[start]
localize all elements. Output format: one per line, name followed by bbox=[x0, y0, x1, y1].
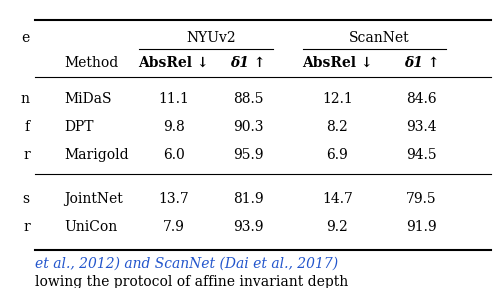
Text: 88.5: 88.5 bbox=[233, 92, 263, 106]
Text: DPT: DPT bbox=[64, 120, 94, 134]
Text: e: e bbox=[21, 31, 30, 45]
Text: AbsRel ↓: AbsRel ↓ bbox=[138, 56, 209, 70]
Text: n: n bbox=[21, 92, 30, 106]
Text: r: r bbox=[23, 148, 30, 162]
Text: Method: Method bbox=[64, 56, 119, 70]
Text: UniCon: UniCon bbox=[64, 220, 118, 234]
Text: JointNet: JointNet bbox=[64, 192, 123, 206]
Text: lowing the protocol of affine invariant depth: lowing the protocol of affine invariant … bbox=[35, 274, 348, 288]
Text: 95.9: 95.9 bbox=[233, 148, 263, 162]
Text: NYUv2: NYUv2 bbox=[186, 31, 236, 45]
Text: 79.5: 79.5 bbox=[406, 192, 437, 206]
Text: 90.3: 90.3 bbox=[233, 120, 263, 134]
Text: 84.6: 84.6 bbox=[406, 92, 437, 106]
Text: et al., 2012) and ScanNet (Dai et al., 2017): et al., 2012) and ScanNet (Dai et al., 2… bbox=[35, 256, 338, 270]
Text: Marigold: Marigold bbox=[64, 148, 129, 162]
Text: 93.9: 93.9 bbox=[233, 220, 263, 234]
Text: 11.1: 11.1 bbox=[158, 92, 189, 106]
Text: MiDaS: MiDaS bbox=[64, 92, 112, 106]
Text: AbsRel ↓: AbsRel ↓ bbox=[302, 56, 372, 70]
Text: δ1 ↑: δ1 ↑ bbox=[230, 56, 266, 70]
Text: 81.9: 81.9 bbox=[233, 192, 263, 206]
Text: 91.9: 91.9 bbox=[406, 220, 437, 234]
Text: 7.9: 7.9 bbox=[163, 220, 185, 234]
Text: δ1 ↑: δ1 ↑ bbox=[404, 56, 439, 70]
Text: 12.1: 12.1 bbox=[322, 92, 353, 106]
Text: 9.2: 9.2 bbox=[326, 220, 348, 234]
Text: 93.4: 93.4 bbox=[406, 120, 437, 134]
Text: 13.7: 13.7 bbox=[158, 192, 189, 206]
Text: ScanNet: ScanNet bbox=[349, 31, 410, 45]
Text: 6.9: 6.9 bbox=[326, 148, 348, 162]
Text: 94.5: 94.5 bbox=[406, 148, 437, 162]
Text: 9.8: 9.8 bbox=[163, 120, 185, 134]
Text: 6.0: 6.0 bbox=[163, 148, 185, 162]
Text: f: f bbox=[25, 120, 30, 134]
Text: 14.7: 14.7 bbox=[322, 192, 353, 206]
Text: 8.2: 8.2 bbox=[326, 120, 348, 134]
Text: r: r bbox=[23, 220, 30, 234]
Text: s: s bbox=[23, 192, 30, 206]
[end]
[start]
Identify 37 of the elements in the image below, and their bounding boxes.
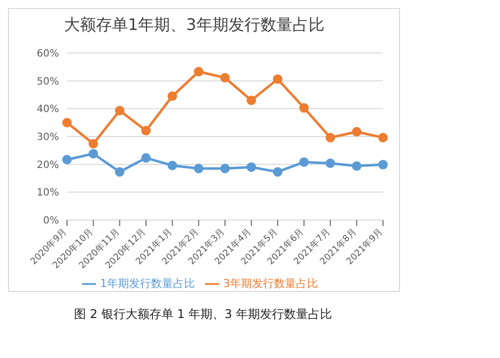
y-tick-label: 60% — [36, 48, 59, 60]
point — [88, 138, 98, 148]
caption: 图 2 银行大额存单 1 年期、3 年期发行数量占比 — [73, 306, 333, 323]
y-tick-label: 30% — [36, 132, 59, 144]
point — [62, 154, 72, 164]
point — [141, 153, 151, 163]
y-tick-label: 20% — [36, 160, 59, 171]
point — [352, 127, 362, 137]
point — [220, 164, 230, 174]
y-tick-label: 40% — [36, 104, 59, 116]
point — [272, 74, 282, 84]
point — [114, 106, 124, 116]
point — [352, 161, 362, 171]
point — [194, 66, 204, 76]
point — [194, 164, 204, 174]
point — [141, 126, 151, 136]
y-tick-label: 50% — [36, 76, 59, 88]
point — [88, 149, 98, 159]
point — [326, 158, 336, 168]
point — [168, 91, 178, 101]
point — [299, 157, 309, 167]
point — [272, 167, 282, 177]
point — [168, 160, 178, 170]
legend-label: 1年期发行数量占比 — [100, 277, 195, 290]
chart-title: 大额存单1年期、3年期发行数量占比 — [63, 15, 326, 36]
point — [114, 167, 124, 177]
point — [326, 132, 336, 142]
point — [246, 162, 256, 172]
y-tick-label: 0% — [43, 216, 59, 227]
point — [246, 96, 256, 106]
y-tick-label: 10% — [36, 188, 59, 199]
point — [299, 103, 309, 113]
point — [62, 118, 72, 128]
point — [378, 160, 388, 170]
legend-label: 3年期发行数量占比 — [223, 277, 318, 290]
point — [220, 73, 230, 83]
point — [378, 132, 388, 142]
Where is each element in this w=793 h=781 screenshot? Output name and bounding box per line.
[end]
[start]
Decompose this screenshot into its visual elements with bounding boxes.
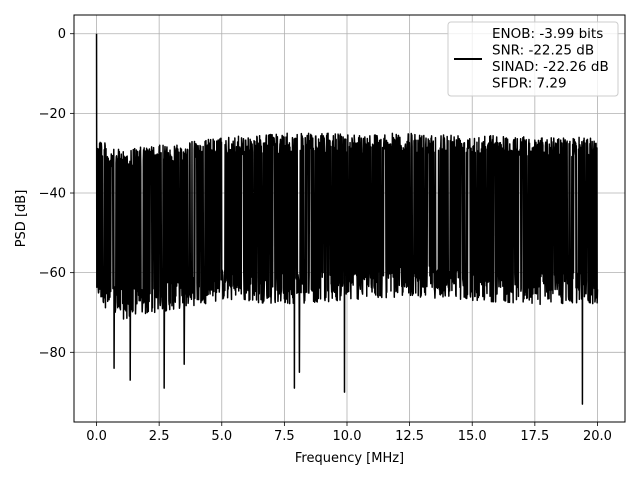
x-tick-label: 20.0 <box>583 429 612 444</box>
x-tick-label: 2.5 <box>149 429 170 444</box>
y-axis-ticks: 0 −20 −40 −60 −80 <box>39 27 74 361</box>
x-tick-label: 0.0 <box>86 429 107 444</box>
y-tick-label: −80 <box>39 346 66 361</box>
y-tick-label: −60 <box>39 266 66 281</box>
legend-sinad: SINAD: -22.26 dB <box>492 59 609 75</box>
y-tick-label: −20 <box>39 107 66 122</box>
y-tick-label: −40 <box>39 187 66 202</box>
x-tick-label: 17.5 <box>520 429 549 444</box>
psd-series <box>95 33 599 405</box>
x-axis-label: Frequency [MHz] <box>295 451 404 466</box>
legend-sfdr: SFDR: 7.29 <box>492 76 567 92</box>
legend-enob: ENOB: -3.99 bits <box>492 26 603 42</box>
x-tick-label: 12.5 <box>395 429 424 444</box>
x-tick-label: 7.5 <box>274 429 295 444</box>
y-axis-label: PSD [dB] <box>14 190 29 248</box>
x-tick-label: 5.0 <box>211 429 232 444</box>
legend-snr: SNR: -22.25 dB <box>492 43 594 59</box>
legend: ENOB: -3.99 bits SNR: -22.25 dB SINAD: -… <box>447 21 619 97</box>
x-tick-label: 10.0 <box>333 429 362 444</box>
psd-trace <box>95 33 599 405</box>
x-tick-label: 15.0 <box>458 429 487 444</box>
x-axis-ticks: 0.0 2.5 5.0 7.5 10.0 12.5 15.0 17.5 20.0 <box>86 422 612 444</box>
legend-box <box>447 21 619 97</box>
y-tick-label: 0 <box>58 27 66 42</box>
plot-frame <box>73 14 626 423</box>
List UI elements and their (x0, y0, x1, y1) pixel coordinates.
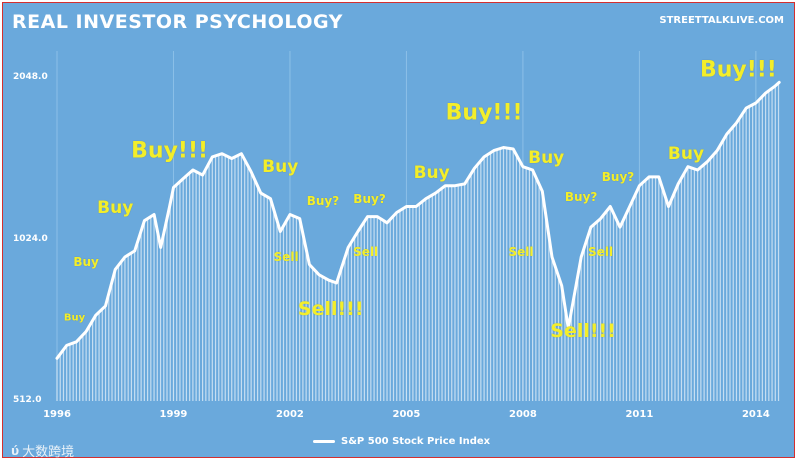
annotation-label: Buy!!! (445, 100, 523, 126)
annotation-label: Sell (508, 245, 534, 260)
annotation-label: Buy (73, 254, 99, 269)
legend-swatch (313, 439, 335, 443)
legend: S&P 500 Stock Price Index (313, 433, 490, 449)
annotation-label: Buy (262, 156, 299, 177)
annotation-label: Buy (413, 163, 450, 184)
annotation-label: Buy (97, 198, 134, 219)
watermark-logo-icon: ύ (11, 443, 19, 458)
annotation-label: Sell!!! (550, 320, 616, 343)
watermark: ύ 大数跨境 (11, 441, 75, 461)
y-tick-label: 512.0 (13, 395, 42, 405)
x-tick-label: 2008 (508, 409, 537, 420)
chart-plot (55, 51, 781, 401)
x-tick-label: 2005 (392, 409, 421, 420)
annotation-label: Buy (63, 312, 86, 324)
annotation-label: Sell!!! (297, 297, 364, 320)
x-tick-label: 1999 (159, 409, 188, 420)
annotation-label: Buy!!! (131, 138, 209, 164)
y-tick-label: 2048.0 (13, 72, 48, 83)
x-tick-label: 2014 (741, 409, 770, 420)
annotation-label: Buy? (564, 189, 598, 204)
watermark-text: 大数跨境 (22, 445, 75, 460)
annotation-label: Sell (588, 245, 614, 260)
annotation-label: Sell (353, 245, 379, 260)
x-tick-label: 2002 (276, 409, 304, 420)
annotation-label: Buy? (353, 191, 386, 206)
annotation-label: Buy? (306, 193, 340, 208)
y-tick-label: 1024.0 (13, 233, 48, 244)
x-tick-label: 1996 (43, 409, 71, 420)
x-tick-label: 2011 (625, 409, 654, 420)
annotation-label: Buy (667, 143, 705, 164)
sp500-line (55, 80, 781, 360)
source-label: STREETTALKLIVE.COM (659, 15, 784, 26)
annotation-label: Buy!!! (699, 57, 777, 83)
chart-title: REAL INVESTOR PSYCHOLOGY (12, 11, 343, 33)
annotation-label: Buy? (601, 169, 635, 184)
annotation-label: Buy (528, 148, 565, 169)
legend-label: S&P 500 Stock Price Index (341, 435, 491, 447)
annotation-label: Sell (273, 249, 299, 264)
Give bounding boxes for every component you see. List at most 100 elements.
[end]
◆ Task brief: Reproduce verbatim the lines of the listing above, from the line containing "x-tick-label: 20.0 <box>583 429 612 444</box>" through the line containing "y-tick-label: 0 <box>58 27 66 42</box>", both included.

◆ Complete answer:
x-tick-label: 20.0 <box>583 429 612 444</box>
x-tick-label: 2.5 <box>149 429 170 444</box>
y-axis-ticks: 0 −20 −40 −60 −80 <box>39 27 74 361</box>
x-tick-label: 0.0 <box>86 429 107 444</box>
y-tick-label: −80 <box>39 346 66 361</box>
y-tick-label: −60 <box>39 266 66 281</box>
legend-sinad: SINAD: -22.26 dB <box>492 59 609 75</box>
y-tick-label: −20 <box>39 107 66 122</box>
y-tick-label: −40 <box>39 187 66 202</box>
x-tick-label: 17.5 <box>520 429 549 444</box>
psd-series <box>95 33 599 405</box>
x-axis-label: Frequency [MHz] <box>295 451 404 466</box>
legend-sfdr: SFDR: 7.29 <box>492 76 567 92</box>
legend-enob: ENOB: -3.99 bits <box>492 26 603 42</box>
x-tick-label: 12.5 <box>395 429 424 444</box>
x-tick-label: 7.5 <box>274 429 295 444</box>
y-axis-label: PSD [dB] <box>14 190 29 248</box>
x-tick-label: 5.0 <box>211 429 232 444</box>
legend-snr: SNR: -22.25 dB <box>492 43 594 59</box>
legend: ENOB: -3.99 bits SNR: -22.25 dB SINAD: -… <box>447 21 619 97</box>
x-tick-label: 10.0 <box>333 429 362 444</box>
psd-trace <box>95 33 599 405</box>
x-tick-label: 15.0 <box>458 429 487 444</box>
x-axis-ticks: 0.0 2.5 5.0 7.5 10.0 12.5 15.0 17.5 20.0 <box>86 422 612 444</box>
legend-box <box>447 21 619 97</box>
y-tick-label: 0 <box>58 27 66 42</box>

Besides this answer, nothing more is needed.